Your result should be every line of the records below that contains the word "data".

## PROVIDED RECORDS
══════

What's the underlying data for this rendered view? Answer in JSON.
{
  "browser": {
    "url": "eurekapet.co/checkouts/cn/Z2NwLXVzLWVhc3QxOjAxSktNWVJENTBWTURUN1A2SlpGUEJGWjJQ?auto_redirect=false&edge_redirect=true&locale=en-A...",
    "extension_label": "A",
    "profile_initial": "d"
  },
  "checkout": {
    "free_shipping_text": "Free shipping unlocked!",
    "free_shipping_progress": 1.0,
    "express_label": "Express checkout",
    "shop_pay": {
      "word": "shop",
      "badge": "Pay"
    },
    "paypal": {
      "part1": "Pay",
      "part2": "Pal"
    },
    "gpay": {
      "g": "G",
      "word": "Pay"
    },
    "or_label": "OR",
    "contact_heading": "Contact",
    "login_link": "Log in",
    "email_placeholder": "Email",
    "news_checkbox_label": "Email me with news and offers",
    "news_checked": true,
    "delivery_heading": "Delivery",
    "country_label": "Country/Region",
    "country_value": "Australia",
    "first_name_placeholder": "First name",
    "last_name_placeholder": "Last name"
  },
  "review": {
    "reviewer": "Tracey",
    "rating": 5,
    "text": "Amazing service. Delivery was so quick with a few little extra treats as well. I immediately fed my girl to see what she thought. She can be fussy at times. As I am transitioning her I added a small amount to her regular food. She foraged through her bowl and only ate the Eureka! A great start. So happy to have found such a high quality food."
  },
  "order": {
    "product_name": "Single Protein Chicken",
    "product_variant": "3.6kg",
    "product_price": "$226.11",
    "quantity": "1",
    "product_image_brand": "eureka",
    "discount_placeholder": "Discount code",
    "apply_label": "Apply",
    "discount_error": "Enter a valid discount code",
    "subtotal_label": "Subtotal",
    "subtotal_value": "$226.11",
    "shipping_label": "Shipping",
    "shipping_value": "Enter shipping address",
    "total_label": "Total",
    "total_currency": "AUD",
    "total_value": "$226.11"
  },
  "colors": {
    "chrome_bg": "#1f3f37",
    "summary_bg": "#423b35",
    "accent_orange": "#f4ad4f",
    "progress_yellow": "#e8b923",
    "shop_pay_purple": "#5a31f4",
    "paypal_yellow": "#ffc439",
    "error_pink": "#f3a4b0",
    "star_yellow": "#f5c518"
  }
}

══════

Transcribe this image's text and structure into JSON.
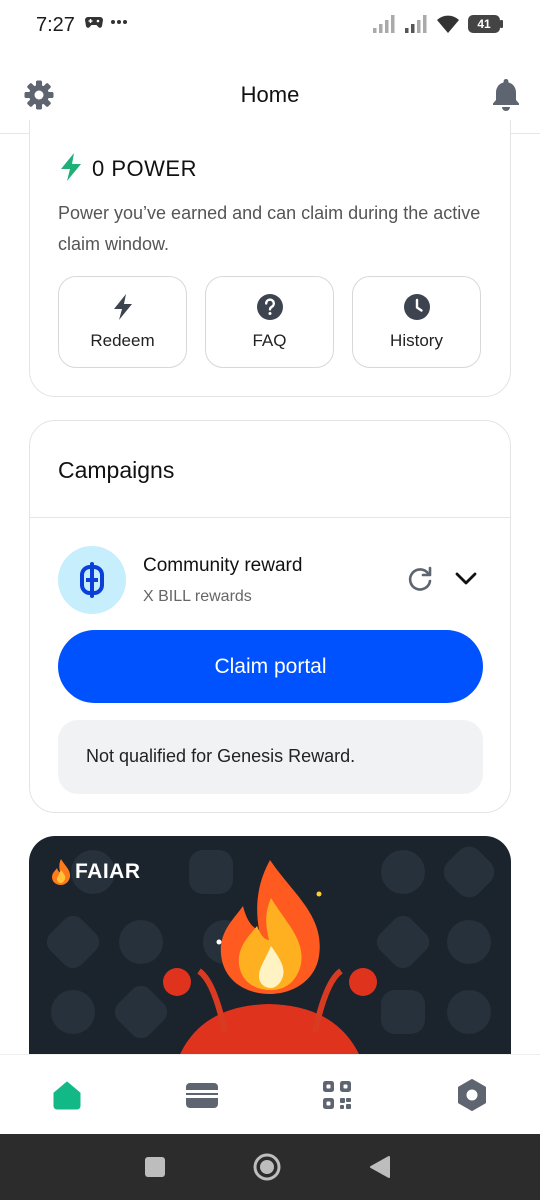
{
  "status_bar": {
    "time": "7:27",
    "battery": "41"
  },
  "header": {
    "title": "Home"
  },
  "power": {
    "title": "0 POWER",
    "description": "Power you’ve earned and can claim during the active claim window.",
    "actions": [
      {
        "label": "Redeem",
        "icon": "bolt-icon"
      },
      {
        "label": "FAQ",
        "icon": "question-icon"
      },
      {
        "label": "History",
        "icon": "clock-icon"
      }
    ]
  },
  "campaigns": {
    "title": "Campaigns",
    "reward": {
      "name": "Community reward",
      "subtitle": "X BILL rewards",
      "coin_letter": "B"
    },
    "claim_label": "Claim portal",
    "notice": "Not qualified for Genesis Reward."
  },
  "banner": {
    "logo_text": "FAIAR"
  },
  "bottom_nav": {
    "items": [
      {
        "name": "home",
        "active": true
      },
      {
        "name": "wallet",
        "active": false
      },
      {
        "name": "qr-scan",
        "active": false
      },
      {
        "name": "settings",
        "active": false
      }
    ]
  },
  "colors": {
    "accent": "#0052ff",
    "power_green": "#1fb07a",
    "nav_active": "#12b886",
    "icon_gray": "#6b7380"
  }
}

══════

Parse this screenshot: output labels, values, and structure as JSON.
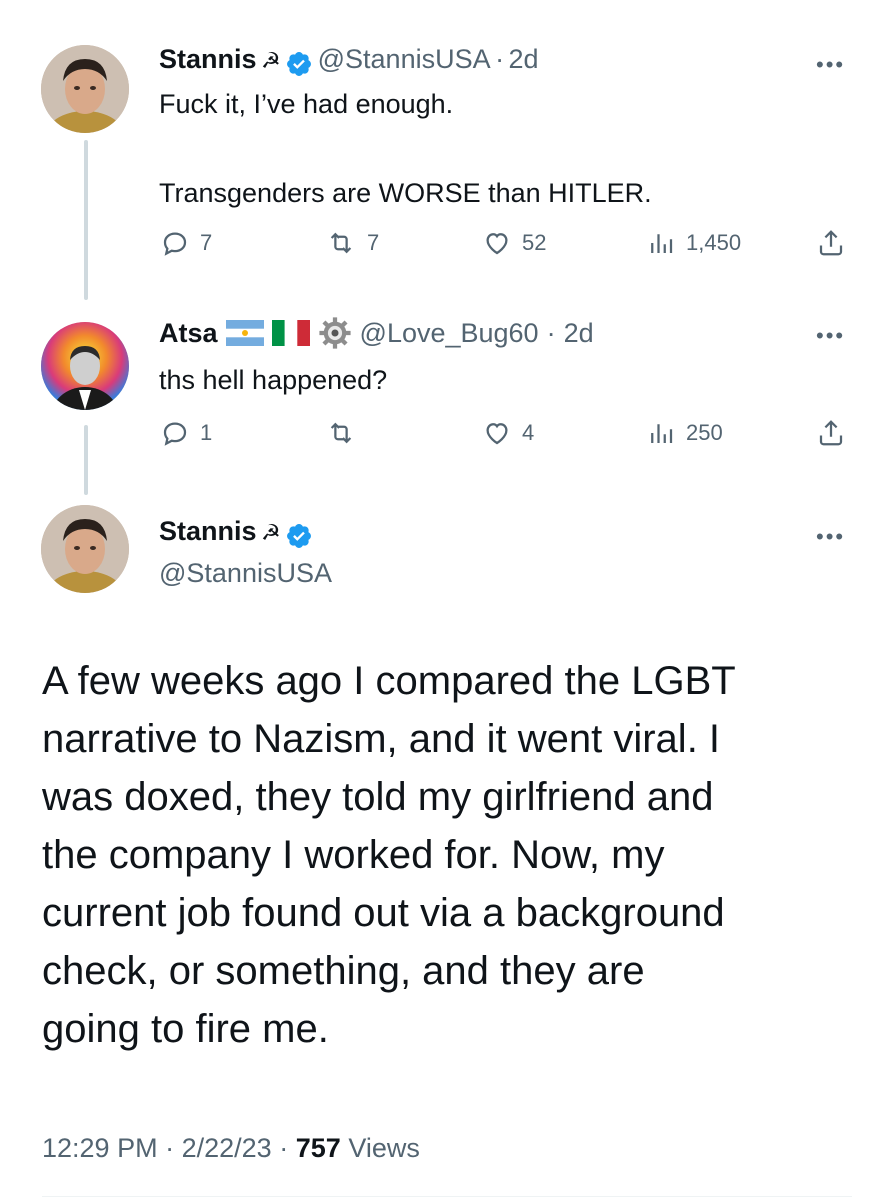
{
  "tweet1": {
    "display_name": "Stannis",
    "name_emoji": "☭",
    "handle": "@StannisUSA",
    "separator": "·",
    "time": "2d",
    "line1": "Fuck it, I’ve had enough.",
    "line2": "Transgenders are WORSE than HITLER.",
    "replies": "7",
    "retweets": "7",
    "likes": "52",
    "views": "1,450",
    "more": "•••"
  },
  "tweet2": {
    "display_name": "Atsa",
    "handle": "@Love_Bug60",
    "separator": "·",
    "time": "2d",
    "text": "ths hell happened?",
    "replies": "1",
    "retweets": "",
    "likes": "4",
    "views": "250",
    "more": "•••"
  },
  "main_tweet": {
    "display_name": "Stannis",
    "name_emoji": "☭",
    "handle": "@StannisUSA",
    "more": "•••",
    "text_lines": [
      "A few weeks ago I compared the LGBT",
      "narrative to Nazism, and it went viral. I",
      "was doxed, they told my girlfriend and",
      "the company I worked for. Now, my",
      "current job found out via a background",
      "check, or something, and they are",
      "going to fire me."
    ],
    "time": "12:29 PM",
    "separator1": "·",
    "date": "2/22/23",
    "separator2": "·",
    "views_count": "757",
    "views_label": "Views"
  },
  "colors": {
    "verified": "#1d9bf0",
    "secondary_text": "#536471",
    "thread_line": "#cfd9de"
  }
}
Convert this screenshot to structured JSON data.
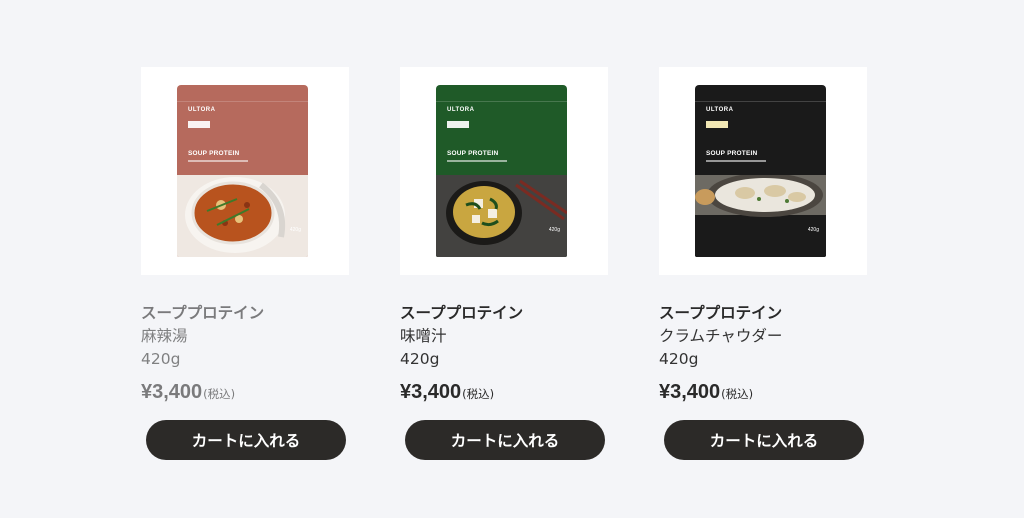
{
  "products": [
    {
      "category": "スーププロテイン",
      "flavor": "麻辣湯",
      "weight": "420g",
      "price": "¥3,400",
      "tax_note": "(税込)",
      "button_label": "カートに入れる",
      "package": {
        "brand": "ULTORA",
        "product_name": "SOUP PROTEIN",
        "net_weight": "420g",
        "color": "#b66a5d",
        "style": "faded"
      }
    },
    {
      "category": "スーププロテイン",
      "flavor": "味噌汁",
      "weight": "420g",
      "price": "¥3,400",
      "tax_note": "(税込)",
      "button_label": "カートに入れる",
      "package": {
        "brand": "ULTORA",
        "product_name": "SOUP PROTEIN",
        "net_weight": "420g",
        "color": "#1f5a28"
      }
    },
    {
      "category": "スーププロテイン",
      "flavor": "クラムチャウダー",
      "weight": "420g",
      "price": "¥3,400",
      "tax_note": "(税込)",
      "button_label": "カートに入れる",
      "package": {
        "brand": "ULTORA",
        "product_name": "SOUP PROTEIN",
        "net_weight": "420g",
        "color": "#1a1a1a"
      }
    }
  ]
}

══════

## RESPONSE AREA
What's the underlying data for this rendered view? Answer in JSON.
Convert this screenshot to structured JSON data.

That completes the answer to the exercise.